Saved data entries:
□ □ □ □ □ □ □

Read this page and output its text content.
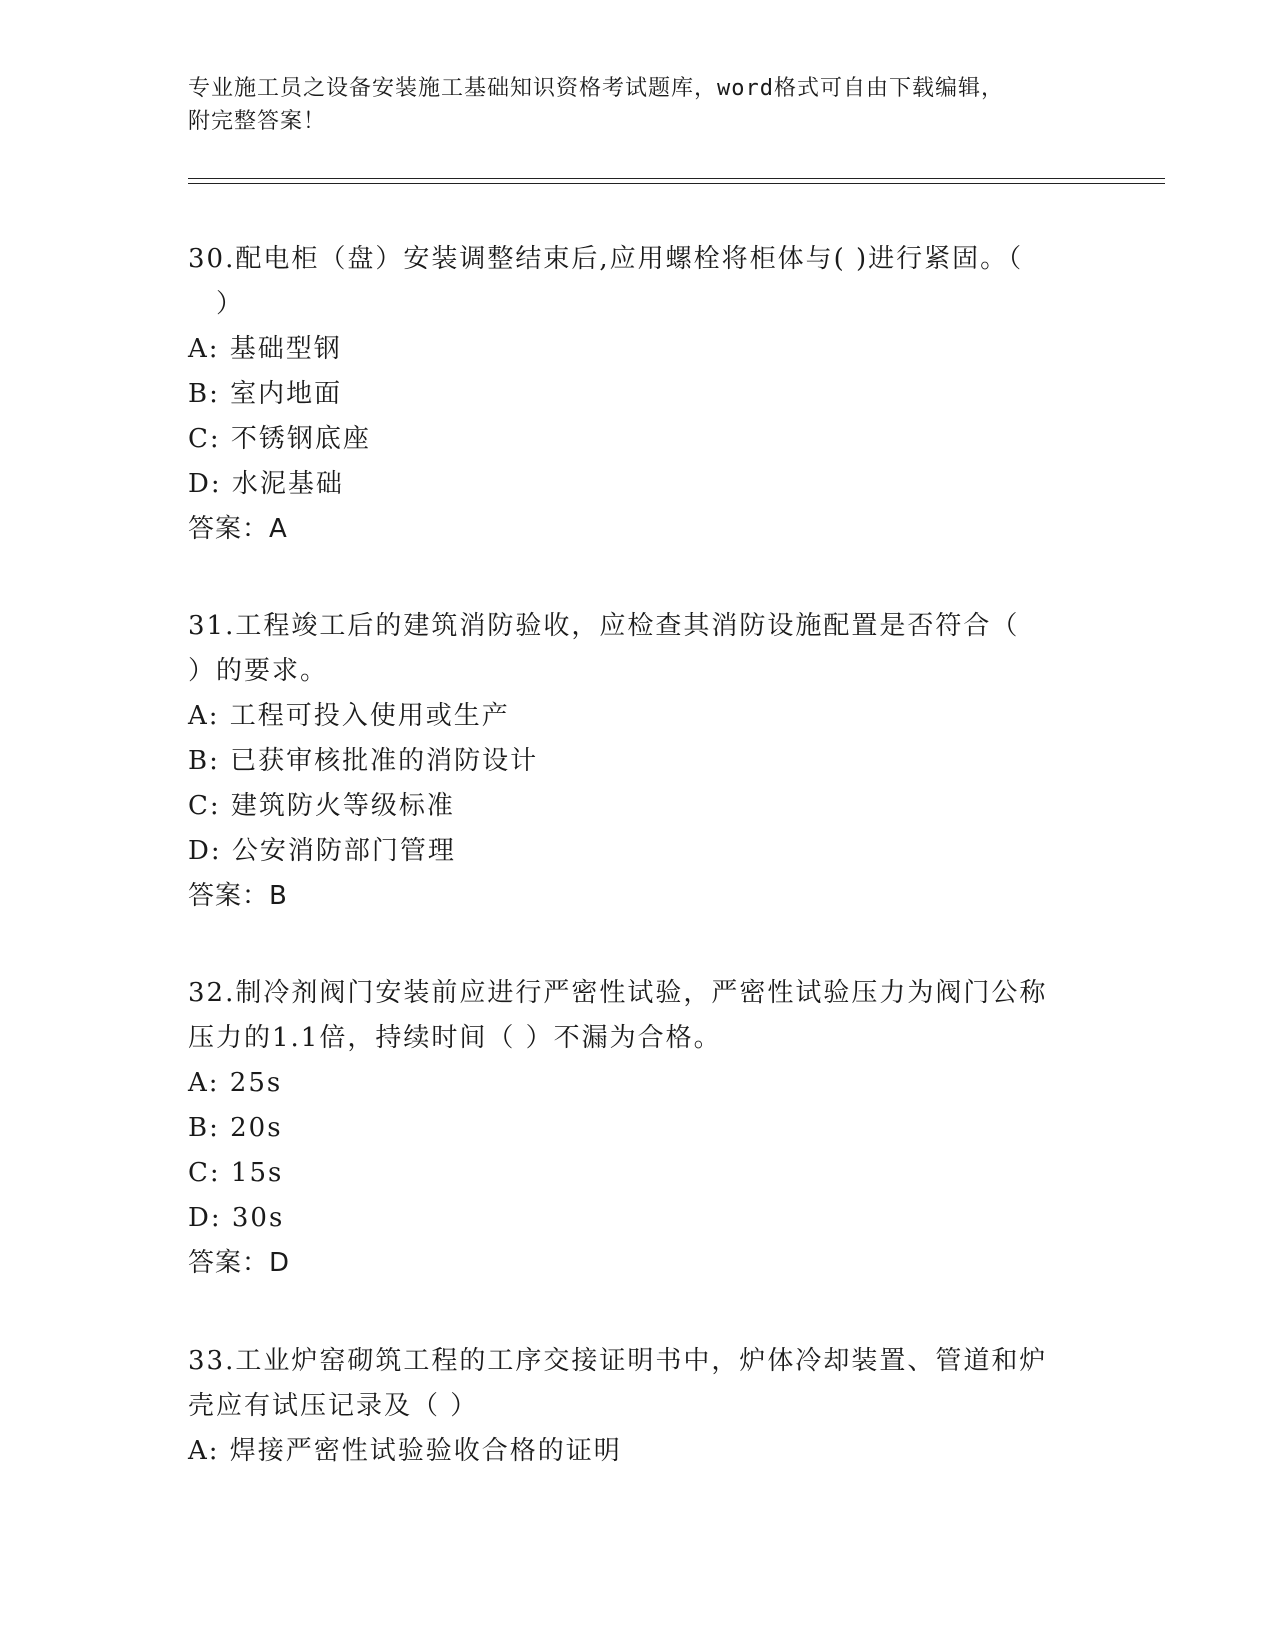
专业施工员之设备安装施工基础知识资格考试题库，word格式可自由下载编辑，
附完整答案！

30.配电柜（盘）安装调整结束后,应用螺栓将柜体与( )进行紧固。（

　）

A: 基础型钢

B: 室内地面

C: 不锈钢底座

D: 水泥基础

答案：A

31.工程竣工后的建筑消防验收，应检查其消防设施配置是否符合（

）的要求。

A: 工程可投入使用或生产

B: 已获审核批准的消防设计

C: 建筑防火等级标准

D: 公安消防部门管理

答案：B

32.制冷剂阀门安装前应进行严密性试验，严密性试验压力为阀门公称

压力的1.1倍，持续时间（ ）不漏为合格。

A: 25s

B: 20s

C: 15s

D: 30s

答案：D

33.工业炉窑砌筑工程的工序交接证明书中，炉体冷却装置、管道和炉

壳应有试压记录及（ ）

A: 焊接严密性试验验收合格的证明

□ □ □ □ □ □ □

#### Challenge:
Transcribe every entry word for word, but omit the pictures.

#### Expected answer:
Read this page and output its text content.
专业施工员之设备安装施工基础知识资格考试题库，word格式可自由下载编辑，
附完整答案！

30.配电柜（盘）安装调整结束后,应用螺栓将柜体与( )进行紧固。（

　）

A: 基础型钢

B: 室内地面

C: 不锈钢底座

D: 水泥基础

答案：A

31.工程竣工后的建筑消防验收，应检查其消防设施配置是否符合（

）的要求。

A: 工程可投入使用或生产

B: 已获审核批准的消防设计

C: 建筑防火等级标准

D: 公安消防部门管理

答案：B

32.制冷剂阀门安装前应进行严密性试验，严密性试验压力为阀门公称

压力的1.1倍，持续时间（ ）不漏为合格。

A: 25s

B: 20s

C: 15s

D: 30s

答案：D

33.工业炉窑砌筑工程的工序交接证明书中，炉体冷却装置、管道和炉

壳应有试压记录及（ ）

A: 焊接严密性试验验收合格的证明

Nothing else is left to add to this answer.